### [YOUR GOAL]
Pull out every line in the data that has the string "lower" in it.

### [MATERIAL FOR THIS TASK]
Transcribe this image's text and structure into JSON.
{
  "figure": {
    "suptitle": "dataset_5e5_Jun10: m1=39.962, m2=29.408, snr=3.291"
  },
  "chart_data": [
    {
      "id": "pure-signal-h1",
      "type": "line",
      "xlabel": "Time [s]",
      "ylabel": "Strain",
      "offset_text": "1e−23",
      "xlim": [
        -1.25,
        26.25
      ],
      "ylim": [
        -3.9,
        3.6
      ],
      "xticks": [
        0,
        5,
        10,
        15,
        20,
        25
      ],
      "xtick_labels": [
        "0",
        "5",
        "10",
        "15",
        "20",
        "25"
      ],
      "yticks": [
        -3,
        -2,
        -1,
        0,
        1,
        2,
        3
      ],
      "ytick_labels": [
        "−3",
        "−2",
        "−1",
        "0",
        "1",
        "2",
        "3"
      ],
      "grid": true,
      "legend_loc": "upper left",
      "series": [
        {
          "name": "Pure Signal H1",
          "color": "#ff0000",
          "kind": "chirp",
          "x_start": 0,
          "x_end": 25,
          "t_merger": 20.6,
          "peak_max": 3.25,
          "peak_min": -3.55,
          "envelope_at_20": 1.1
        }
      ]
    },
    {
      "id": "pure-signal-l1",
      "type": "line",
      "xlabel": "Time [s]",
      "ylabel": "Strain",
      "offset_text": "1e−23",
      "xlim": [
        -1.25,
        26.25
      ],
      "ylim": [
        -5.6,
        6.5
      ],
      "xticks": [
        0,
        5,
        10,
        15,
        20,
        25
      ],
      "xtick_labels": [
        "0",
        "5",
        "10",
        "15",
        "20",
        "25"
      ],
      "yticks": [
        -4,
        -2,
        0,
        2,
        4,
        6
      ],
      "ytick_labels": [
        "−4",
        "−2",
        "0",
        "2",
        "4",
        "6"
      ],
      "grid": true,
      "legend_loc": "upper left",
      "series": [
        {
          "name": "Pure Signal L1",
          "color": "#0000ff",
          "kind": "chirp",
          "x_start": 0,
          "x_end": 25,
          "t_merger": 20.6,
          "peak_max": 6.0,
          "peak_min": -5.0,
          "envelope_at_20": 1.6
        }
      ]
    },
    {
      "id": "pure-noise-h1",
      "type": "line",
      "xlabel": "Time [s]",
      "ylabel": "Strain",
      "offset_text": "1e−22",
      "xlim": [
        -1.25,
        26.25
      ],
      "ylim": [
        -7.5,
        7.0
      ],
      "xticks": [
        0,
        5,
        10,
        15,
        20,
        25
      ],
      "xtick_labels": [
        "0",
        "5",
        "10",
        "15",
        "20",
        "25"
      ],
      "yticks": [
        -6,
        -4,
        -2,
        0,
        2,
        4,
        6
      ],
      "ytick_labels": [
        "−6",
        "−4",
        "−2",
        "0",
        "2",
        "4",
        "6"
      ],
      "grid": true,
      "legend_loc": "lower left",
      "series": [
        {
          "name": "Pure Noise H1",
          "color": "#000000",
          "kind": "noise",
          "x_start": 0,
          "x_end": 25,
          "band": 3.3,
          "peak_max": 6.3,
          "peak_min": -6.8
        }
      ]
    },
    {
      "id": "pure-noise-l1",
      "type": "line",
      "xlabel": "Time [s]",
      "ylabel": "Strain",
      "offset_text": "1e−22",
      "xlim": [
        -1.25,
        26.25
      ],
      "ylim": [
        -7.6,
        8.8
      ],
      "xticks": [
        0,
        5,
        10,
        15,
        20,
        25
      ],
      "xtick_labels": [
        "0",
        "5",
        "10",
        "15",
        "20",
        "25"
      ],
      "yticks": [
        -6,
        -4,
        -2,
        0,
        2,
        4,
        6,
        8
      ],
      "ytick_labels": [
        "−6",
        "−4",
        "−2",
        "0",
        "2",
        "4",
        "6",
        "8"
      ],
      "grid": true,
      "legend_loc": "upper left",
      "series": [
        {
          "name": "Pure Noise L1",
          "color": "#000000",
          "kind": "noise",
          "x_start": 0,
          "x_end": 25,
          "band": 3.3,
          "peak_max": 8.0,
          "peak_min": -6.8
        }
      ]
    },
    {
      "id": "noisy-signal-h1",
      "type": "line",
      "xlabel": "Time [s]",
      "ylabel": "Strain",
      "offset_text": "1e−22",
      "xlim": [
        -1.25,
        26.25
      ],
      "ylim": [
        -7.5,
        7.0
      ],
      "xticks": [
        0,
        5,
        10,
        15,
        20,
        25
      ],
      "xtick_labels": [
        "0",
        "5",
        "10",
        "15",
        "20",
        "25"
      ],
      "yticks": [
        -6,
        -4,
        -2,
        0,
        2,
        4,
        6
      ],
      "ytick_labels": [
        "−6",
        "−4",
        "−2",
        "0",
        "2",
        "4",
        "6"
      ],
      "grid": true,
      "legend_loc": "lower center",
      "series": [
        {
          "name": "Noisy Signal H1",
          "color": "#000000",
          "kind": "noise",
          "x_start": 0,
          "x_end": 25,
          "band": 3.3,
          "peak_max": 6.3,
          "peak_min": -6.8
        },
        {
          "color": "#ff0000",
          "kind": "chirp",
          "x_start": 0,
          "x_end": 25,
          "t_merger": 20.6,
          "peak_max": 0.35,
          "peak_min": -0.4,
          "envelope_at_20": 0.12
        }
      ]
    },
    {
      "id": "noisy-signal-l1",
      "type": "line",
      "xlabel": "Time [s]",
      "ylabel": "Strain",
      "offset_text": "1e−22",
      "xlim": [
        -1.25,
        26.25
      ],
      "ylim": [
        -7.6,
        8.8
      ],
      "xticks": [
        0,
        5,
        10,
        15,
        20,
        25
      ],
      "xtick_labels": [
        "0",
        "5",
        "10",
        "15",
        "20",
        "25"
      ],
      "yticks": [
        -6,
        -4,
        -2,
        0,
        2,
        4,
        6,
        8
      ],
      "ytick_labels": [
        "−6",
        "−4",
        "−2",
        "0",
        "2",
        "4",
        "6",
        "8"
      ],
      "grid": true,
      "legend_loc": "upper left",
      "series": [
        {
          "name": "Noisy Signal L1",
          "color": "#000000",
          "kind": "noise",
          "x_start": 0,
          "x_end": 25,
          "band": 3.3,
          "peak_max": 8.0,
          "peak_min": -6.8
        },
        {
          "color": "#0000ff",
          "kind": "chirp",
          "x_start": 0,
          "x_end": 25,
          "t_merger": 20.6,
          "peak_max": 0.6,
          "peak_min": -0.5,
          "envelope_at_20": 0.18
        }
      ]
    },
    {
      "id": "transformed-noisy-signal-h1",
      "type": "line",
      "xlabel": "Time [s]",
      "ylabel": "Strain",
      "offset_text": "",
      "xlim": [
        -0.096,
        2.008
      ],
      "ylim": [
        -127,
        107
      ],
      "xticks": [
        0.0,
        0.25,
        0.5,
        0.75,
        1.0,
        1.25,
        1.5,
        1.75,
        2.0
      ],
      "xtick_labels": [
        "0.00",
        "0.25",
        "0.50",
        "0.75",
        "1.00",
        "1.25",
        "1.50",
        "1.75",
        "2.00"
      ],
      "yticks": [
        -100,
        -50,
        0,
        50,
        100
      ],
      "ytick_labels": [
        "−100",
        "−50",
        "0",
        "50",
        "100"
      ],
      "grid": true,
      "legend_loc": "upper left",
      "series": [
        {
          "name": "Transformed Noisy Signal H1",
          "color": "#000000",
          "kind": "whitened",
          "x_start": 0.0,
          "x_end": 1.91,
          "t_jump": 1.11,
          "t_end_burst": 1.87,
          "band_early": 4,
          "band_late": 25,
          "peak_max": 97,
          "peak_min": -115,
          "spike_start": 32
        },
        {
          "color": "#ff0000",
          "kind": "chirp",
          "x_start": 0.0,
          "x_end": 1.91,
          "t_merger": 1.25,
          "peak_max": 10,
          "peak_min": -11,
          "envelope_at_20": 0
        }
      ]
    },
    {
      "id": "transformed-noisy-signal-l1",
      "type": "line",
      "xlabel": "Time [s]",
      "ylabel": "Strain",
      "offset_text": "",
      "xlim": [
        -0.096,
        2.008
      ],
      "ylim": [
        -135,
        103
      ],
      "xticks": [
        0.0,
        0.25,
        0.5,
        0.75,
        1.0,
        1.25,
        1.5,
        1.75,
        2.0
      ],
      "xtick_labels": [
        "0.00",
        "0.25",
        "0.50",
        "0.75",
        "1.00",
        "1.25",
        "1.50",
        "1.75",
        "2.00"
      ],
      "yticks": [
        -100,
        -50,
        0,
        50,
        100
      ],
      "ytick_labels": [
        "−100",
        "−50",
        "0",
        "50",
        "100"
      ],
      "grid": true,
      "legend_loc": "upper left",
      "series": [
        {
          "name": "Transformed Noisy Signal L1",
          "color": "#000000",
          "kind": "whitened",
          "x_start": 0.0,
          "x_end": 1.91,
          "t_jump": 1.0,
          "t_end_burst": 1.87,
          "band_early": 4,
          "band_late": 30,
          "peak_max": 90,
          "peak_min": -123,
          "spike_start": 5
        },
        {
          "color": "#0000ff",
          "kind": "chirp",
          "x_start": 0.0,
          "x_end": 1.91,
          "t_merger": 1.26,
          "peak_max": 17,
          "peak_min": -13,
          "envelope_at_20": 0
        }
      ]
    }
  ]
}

### [EXERCISE SOLUTION]
      "legend_loc": "lower left",
      "legend_loc": "lower center",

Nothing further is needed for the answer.